__Problem description__. Among the entries, which lines carry the string "screenshot"? Copy each of them.

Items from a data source
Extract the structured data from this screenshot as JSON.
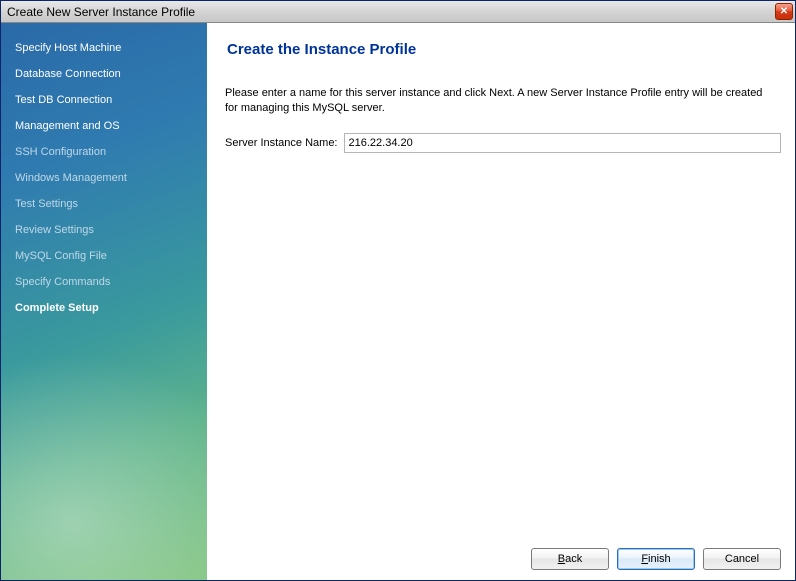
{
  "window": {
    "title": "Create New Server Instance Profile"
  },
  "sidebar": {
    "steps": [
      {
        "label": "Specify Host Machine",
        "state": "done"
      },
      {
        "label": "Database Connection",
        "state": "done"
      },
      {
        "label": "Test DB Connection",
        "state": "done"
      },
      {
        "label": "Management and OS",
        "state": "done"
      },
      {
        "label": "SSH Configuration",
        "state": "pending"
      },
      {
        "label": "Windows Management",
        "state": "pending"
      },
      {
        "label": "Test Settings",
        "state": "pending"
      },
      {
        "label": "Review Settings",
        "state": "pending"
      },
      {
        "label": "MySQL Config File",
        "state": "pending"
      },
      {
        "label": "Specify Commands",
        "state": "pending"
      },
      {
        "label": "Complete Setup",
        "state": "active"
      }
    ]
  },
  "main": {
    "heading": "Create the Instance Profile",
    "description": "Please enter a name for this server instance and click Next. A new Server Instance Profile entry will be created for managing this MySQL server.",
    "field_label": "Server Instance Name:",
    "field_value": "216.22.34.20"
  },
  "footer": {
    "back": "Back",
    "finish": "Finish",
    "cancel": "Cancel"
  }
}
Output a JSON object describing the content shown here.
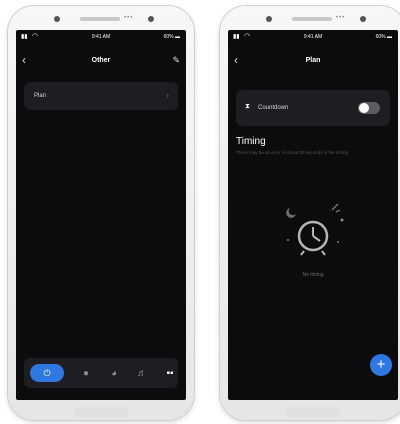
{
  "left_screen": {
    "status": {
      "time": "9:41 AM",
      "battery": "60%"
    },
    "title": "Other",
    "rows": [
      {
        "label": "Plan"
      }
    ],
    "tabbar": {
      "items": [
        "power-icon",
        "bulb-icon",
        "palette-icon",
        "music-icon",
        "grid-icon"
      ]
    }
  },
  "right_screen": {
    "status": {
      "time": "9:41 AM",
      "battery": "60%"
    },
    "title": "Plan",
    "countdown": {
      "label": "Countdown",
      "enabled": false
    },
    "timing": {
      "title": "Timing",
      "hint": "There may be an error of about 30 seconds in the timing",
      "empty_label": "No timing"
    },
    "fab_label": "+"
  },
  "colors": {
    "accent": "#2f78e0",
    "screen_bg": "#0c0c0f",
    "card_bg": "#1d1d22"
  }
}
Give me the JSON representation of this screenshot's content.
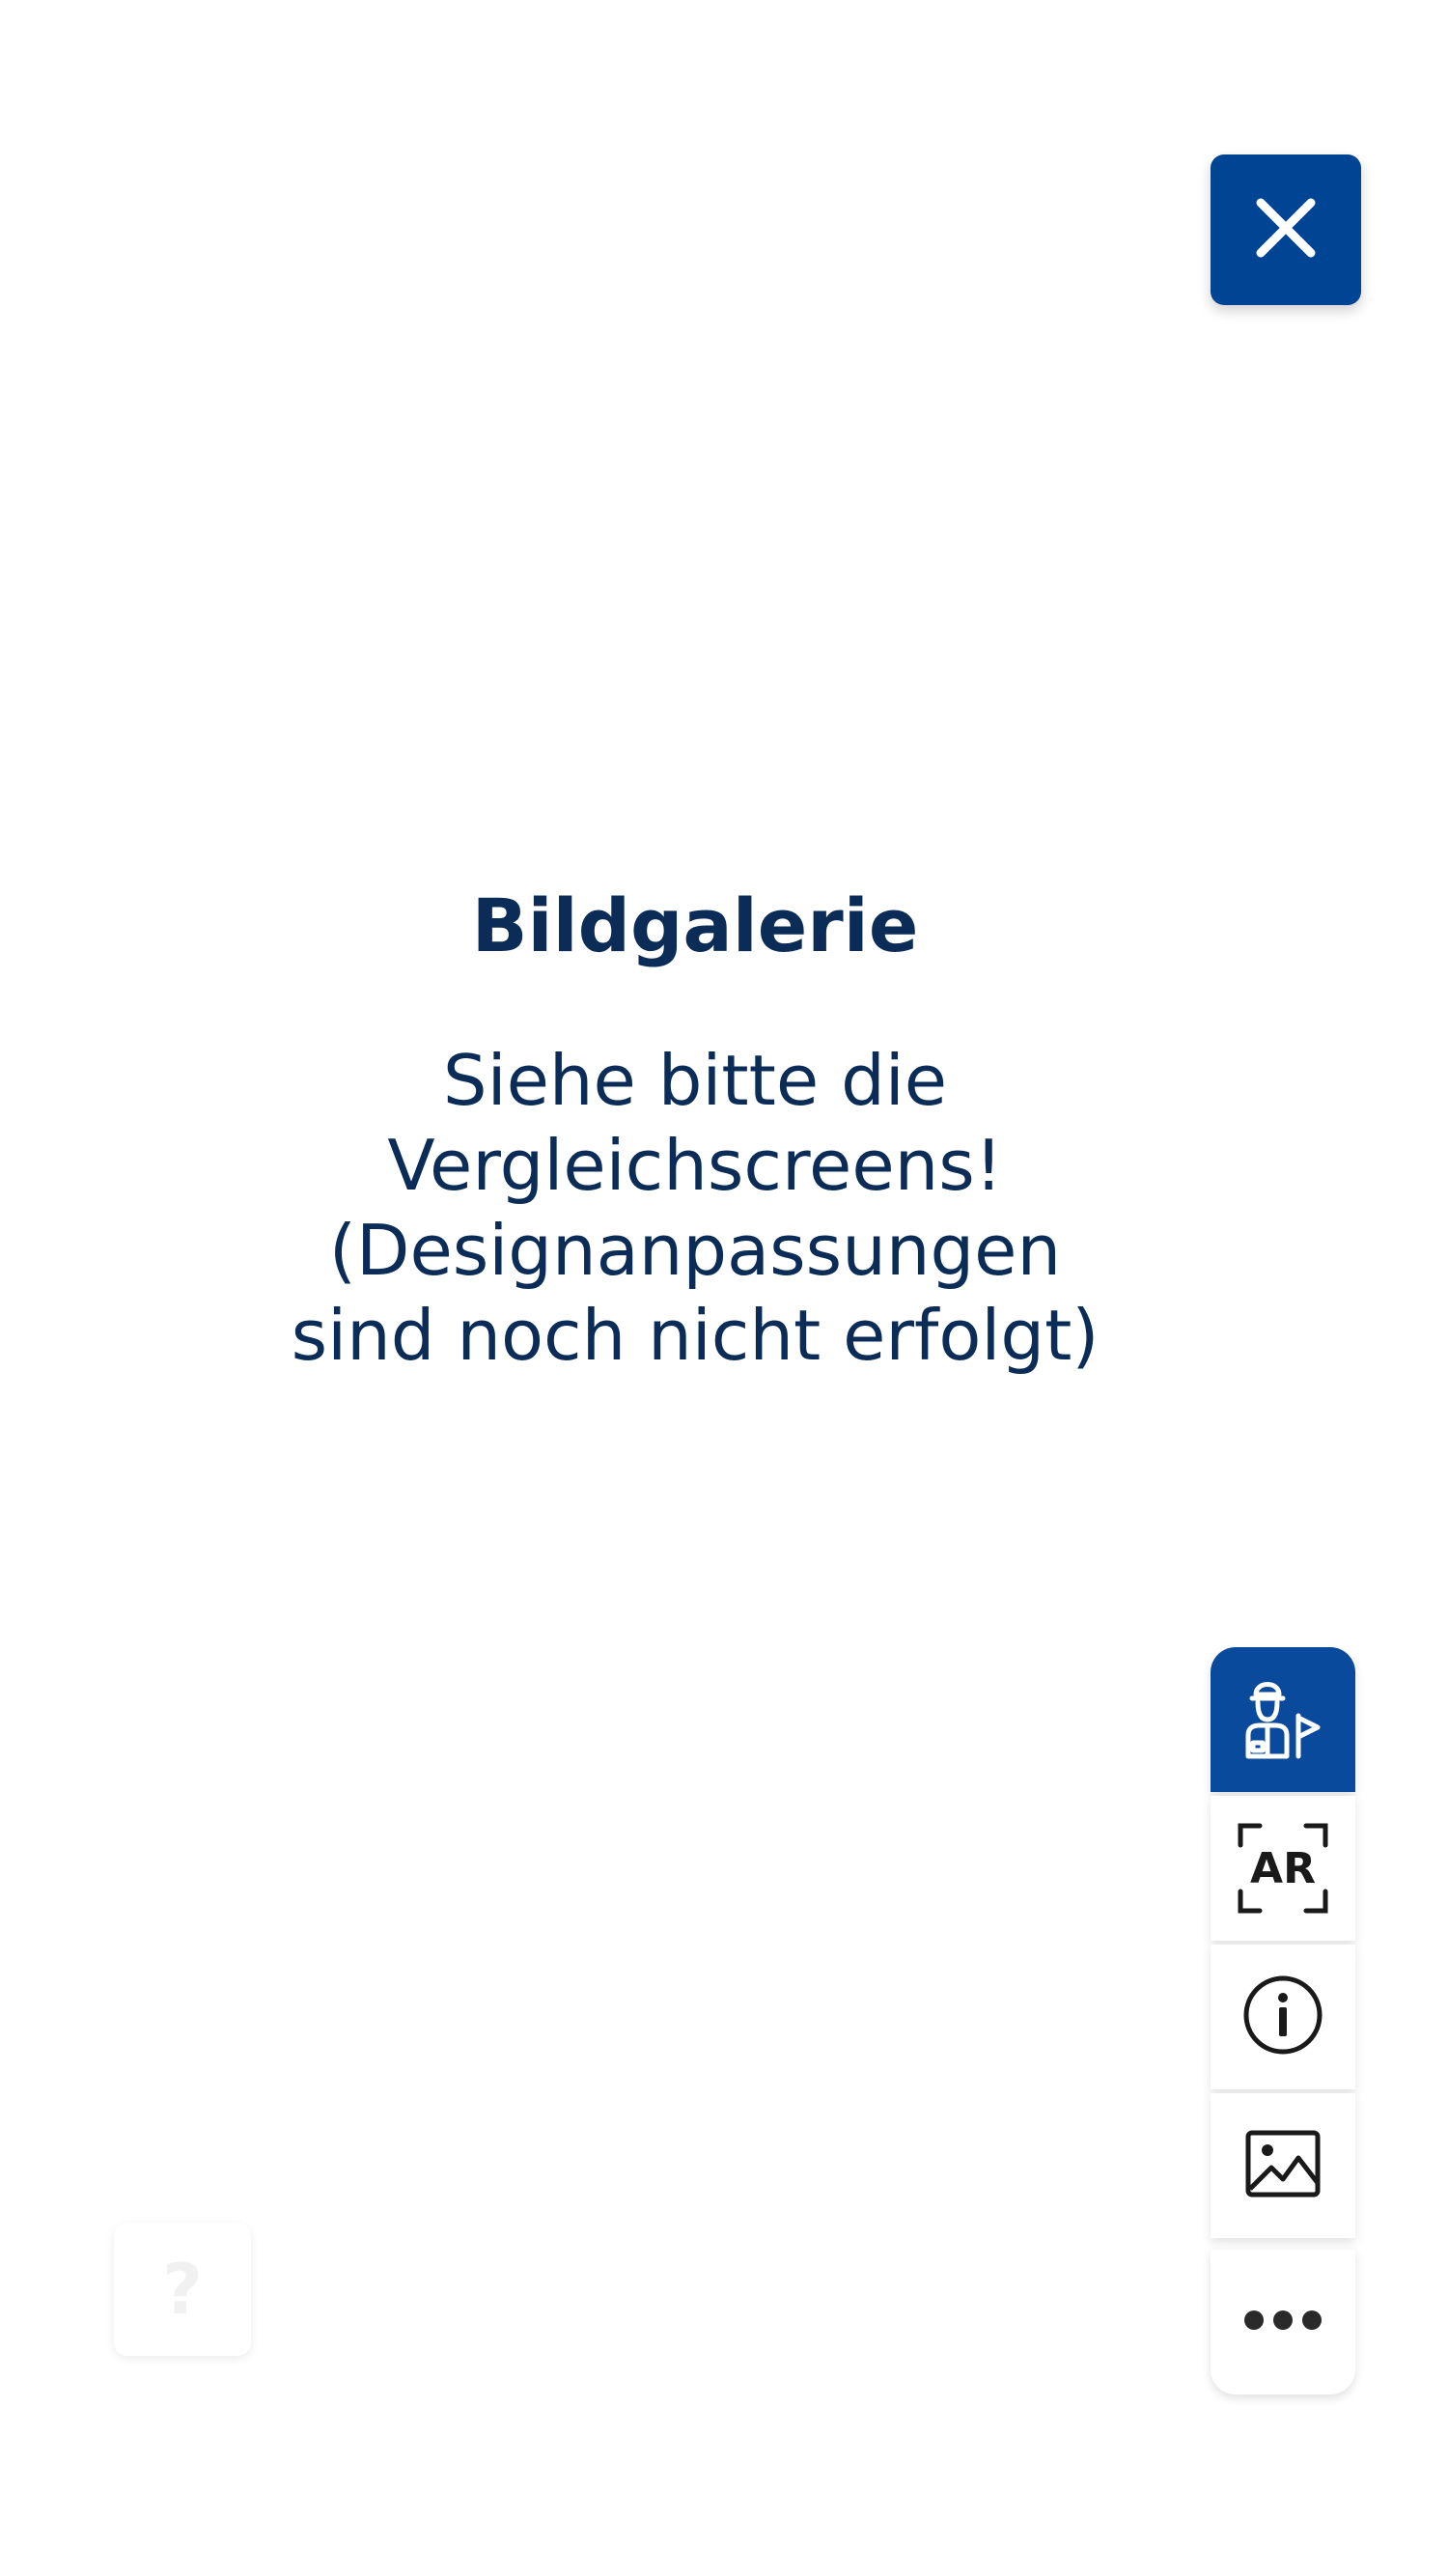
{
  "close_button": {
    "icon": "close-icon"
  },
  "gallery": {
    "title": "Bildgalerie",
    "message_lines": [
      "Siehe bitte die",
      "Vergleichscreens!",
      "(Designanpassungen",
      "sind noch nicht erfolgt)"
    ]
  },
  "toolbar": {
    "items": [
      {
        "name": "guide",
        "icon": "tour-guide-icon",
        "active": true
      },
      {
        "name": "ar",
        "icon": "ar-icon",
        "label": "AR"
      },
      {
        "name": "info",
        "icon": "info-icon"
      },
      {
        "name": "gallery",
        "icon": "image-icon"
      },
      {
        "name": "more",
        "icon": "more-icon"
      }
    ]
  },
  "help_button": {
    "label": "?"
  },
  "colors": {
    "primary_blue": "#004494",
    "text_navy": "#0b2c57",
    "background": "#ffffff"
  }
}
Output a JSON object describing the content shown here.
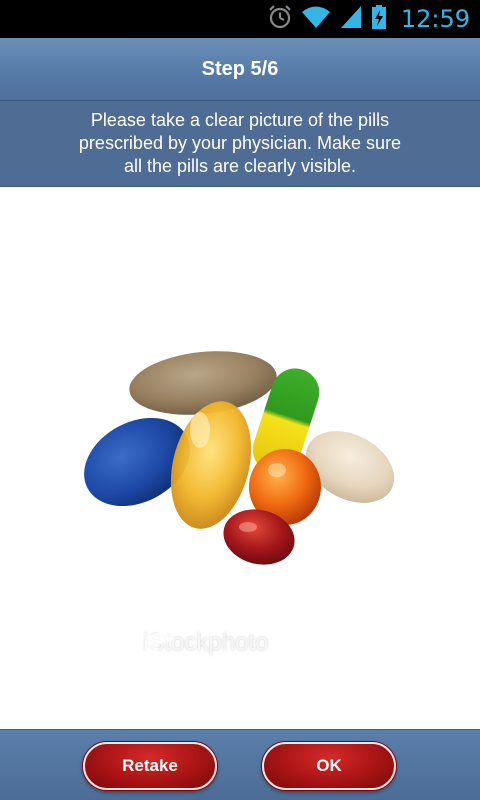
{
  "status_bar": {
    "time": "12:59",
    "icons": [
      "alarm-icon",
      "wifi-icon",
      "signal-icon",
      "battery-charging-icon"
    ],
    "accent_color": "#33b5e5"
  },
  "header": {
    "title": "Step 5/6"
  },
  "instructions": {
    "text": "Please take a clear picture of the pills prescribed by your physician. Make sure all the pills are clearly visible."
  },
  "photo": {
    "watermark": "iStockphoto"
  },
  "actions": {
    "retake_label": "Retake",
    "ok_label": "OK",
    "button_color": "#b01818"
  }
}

__Exercise answer__.
Extract the structured data from this screenshot as JSON.
Give me the JSON representation of this screenshot's content.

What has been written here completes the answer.